### INSTRUCTION
Wherever the string "Details" occurs in a line of these records, report that line.

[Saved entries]
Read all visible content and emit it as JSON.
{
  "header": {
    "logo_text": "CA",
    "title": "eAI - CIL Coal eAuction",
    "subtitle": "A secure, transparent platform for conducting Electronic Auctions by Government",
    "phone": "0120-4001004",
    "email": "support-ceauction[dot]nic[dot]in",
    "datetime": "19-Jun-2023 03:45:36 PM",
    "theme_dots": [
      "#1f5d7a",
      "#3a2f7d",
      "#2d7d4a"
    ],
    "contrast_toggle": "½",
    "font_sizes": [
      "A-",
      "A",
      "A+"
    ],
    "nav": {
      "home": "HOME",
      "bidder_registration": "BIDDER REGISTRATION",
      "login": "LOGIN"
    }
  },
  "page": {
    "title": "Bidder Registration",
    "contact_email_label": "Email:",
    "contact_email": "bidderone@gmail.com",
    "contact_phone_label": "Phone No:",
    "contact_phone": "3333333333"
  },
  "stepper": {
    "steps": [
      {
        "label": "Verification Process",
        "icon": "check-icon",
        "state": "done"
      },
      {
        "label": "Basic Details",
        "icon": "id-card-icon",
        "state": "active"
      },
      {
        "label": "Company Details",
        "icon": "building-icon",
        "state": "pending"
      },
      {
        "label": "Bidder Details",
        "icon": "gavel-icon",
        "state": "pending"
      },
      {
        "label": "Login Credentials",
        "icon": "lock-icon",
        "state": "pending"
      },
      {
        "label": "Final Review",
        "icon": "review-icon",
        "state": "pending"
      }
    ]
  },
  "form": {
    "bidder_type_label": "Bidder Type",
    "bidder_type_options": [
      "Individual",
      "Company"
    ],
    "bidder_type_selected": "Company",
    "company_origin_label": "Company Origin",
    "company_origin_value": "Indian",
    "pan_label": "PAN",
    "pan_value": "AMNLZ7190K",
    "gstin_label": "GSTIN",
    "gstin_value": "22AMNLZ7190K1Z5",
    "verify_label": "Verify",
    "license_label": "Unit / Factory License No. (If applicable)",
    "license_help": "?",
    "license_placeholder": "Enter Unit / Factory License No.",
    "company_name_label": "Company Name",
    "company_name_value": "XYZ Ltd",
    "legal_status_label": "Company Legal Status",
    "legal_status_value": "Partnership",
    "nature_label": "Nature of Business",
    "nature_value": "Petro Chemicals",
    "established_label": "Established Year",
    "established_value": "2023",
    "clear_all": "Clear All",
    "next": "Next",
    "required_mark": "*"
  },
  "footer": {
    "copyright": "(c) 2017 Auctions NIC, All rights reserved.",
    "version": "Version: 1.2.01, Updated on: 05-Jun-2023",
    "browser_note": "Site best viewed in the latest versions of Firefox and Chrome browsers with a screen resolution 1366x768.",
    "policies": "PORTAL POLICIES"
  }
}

### RESPONSE TO THE EXERCISE
        "label": "Basic Details",
        "label": "Company Details",
        "label": "Bidder Details",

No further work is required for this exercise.